Dataset records:
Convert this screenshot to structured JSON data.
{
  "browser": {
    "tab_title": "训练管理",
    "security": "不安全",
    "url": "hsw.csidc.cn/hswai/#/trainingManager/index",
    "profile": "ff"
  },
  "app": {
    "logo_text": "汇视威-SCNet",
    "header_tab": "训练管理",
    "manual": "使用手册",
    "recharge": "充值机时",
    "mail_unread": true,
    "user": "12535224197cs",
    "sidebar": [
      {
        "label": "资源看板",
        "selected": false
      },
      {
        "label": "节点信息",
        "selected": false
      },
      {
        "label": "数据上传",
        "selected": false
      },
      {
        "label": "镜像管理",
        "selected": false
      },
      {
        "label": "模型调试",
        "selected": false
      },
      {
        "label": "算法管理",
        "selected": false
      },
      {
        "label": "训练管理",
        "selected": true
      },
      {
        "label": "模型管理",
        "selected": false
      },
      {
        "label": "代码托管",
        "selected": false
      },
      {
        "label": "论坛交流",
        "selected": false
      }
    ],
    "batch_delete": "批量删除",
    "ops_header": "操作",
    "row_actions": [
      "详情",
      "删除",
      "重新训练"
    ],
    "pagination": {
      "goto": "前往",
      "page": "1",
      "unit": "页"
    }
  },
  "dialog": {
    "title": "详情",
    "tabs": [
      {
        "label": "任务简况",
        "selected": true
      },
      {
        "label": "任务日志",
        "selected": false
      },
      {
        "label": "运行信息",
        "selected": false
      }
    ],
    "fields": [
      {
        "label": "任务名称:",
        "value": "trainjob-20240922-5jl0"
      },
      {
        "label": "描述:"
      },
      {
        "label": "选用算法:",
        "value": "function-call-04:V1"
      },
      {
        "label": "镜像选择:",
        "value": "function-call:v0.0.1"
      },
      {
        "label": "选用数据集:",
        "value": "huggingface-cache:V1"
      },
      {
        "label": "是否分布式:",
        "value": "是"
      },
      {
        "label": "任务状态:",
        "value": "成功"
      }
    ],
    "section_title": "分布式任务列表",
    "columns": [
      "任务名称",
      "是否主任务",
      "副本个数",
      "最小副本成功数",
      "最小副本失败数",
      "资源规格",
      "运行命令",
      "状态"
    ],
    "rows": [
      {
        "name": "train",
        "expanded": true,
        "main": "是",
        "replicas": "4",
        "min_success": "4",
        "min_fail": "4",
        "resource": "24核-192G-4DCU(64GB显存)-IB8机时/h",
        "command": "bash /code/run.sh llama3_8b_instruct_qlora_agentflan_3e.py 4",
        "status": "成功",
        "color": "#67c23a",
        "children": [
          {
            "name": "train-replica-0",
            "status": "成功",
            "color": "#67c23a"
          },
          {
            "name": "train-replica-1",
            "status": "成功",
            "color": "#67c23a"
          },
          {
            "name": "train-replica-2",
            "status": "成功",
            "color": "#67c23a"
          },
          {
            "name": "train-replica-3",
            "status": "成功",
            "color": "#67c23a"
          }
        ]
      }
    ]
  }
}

- SHORT TASK: Output all of the data again. Match it exactly.

- RESULT FOR THIS EXERCISE:
Convert this screenshot to structured JSON data.
{
  "browser": {
    "tab_title": "训练管理",
    "security": "不安全",
    "url": "hsw.csidc.cn/hswai/#/trainingManager/index",
    "profile": "ff"
  },
  "app": {
    "logo_text": "汇视威-SCNet",
    "header_tab": "训练管理",
    "manual": "使用手册",
    "recharge": "充值机时",
    "mail_unread": true,
    "user": "12535224197cs",
    "sidebar": [
      {
        "label": "资源看板",
        "selected": false
      },
      {
        "label": "节点信息",
        "selected": false
      },
      {
        "label": "数据上传",
        "selected": false
      },
      {
        "label": "镜像管理",
        "selected": false
      },
      {
        "label": "模型调试",
        "selected": false
      },
      {
        "label": "算法管理",
        "selected": false
      },
      {
        "label": "训练管理",
        "selected": true
      },
      {
        "label": "模型管理",
        "selected": false
      },
      {
        "label": "代码托管",
        "selected": false
      },
      {
        "label": "论坛交流",
        "selected": false
      }
    ],
    "batch_delete": "批量删除",
    "ops_header": "操作",
    "row_actions": [
      "详情",
      "删除",
      "重新训练"
    ],
    "pagination": {
      "goto": "前往",
      "page": "1",
      "unit": "页"
    }
  },
  "dialog": {
    "title": "详情",
    "tabs": [
      {
        "label": "任务简况",
        "selected": true
      },
      {
        "label": "任务日志",
        "selected": false
      },
      {
        "label": "运行信息",
        "selected": false
      }
    ],
    "fields": [
      {
        "label": "任务名称:",
        "value": "trainjob-20240922-5jl0"
      },
      {
        "label": "描述:"
      },
      {
        "label": "选用算法:",
        "value": "function-call-04:V1"
      },
      {
        "label": "镜像选择:",
        "value": "function-call:v0.0.1"
      },
      {
        "label": "选用数据集:",
        "value": "huggingface-cache:V1"
      },
      {
        "label": "是否分布式:",
        "value": "是"
      },
      {
        "label": "任务状态:",
        "value": "成功"
      }
    ],
    "section_title": "分布式任务列表",
    "columns": [
      "任务名称",
      "是否主任务",
      "副本个数",
      "最小副本成功数",
      "最小副本失败数",
      "资源规格",
      "运行命令",
      "状态"
    ],
    "rows": [
      {
        "name": "train",
        "expanded": true,
        "main": "是",
        "replicas": "4",
        "min_success": "4",
        "min_fail": "4",
        "resource": "24核-192G-4DCU(64GB显存)-IB8机时/h",
        "command": "bash /code/run.sh llama3_8b_instruct_qlora_agentflan_3e.py 4",
        "status": "成功",
        "color": "#67c23a",
        "children": [
          {
            "name": "train-replica-0",
            "status": "成功",
            "color": "#67c23a"
          },
          {
            "name": "train-replica-1",
            "status": "成功",
            "color": "#67c23a"
          },
          {
            "name": "train-replica-2",
            "status": "成功",
            "color": "#67c23a"
          },
          {
            "name": "train-replica-3",
            "status": "成功",
            "color": "#67c23a"
          }
        ]
      }
    ]
  }
}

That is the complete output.